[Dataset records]
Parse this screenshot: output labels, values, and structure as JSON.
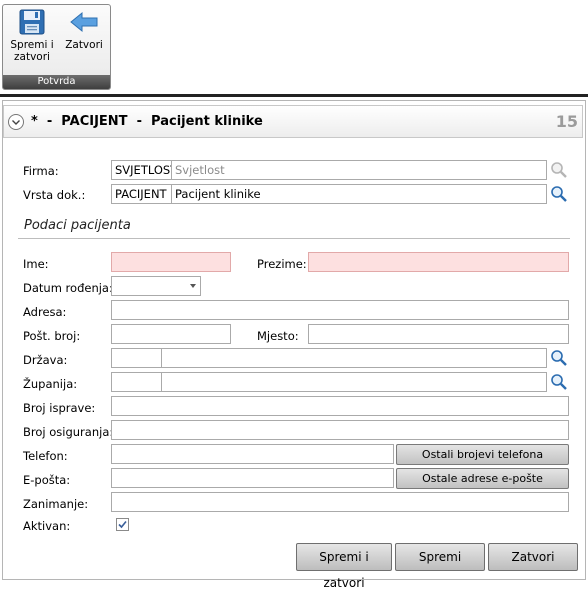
{
  "ribbon": {
    "save_close_label": "Spremi i zatvori",
    "close_label": "Zatvori",
    "group_label": "Potvrda"
  },
  "header": {
    "title": "*  -  PACIJENT  -  Pacijent klinike",
    "number": "15"
  },
  "form": {
    "firma_label": "Firma:",
    "firma_code": "SVJETLOST",
    "firma_name": "Svjetlost",
    "vrsta_label": "Vrsta dok.:",
    "vrsta_code": "PACIJENT",
    "vrsta_name": "Pacijent klinike",
    "section_title": "Podaci pacijenta",
    "ime_label": "Ime:",
    "ime_value": "",
    "prezime_label": "Prezime:",
    "prezime_value": "",
    "datum_label": "Datum rođenja:",
    "datum_value": "",
    "adresa_label": "Adresa:",
    "adresa_value": "",
    "post_label": "Pošt. broj:",
    "post_value": "",
    "mjesto_label": "Mjesto:",
    "mjesto_value": "",
    "drzava_label": "Država:",
    "drzava_code": "",
    "drzava_name": "",
    "zupanija_label": "Županija:",
    "zupanija_code": "",
    "zupanija_name": "",
    "isprava_label": "Broj isprave:",
    "isprava_value": "",
    "osiguranje_label": "Broj osiguranja:",
    "osiguranje_value": "",
    "telefon_label": "Telefon:",
    "telefon_value": "",
    "telefon_more": "Ostali brojevi telefona",
    "email_label": "E-pošta:",
    "email_value": "",
    "email_more": "Ostale adrese e-pošte",
    "zanimanje_label": "Zanimanje:",
    "zanimanje_value": "",
    "aktivan_label": "Aktivan:",
    "aktivan_checked": true
  },
  "buttons": {
    "save_close": "Spremi i zatvori",
    "save": "Spremi",
    "close": "Zatvori"
  },
  "colors": {
    "required_field": "#fde0e0",
    "ribbon_group_label_bg": "#4a4a4a",
    "header_number": "#9b9b9b"
  },
  "icons": {
    "save": "floppy-disk-icon",
    "close": "back-arrow-icon",
    "lookup": "magnifier-icon",
    "expand": "chevron-down-icon",
    "dropdown": "caret-down-icon",
    "check": "checkmark-icon"
  }
}
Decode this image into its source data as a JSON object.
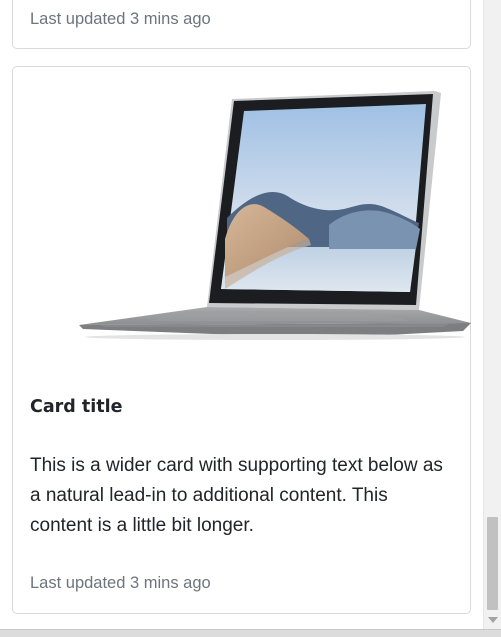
{
  "cards": {
    "top": {
      "footer_text": "Last updated 3 mins ago"
    },
    "main": {
      "image_icon": "laptop-image",
      "title": "Card title",
      "text": "This is a wider card with supporting text below as a natural lead-in to additional content. This content is a little bit longer.",
      "footer_text": "Last updated 3 mins ago"
    }
  },
  "colors": {
    "muted_text": "#6c757d",
    "card_border": "#d9d9d9",
    "scroll_thumb": "#c1c1c1"
  }
}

Exercise objective: Take the data above and repeat it exactly, leaving each picture out.

Output below:
Parse this screenshot: output labels, values, and structure as JSON.
{
  "ribbon": {
    "save_close_label": "Spremi i zatvori",
    "close_label": "Zatvori",
    "group_label": "Potvrda"
  },
  "header": {
    "title": "*  -  PACIJENT  -  Pacijent klinike",
    "number": "15"
  },
  "form": {
    "firma_label": "Firma:",
    "firma_code": "SVJETLOST",
    "firma_name": "Svjetlost",
    "vrsta_label": "Vrsta dok.:",
    "vrsta_code": "PACIJENT",
    "vrsta_name": "Pacijent klinike",
    "section_title": "Podaci pacijenta",
    "ime_label": "Ime:",
    "ime_value": "",
    "prezime_label": "Prezime:",
    "prezime_value": "",
    "datum_label": "Datum rođenja:",
    "datum_value": "",
    "adresa_label": "Adresa:",
    "adresa_value": "",
    "post_label": "Pošt. broj:",
    "post_value": "",
    "mjesto_label": "Mjesto:",
    "mjesto_value": "",
    "drzava_label": "Država:",
    "drzava_code": "",
    "drzava_name": "",
    "zupanija_label": "Županija:",
    "zupanija_code": "",
    "zupanija_name": "",
    "isprava_label": "Broj isprave:",
    "isprava_value": "",
    "osiguranje_label": "Broj osiguranja:",
    "osiguranje_value": "",
    "telefon_label": "Telefon:",
    "telefon_value": "",
    "telefon_more": "Ostali brojevi telefona",
    "email_label": "E-pošta:",
    "email_value": "",
    "email_more": "Ostale adrese e-pošte",
    "zanimanje_label": "Zanimanje:",
    "zanimanje_value": "",
    "aktivan_label": "Aktivan:",
    "aktivan_checked": true
  },
  "buttons": {
    "save_close": "Spremi i zatvori",
    "save": "Spremi",
    "close": "Zatvori"
  },
  "colors": {
    "required_field": "#fde0e0",
    "ribbon_group_label_bg": "#4a4a4a",
    "header_number": "#9b9b9b"
  },
  "icons": {
    "save": "floppy-disk-icon",
    "close": "back-arrow-icon",
    "lookup": "magnifier-icon",
    "expand": "chevron-down-icon",
    "dropdown": "caret-down-icon",
    "check": "checkmark-icon"
  }
}
Decode this image into its source data as a JSON object.
{
  "cards": {
    "top": {
      "footer_text": "Last updated 3 mins ago"
    },
    "main": {
      "image_icon": "laptop-image",
      "title": "Card title",
      "text": "This is a wider card with supporting text below as a natural lead-in to additional content. This content is a little bit longer.",
      "footer_text": "Last updated 3 mins ago"
    }
  },
  "colors": {
    "muted_text": "#6c757d",
    "card_border": "#d9d9d9",
    "scroll_thumb": "#c1c1c1"
  }
}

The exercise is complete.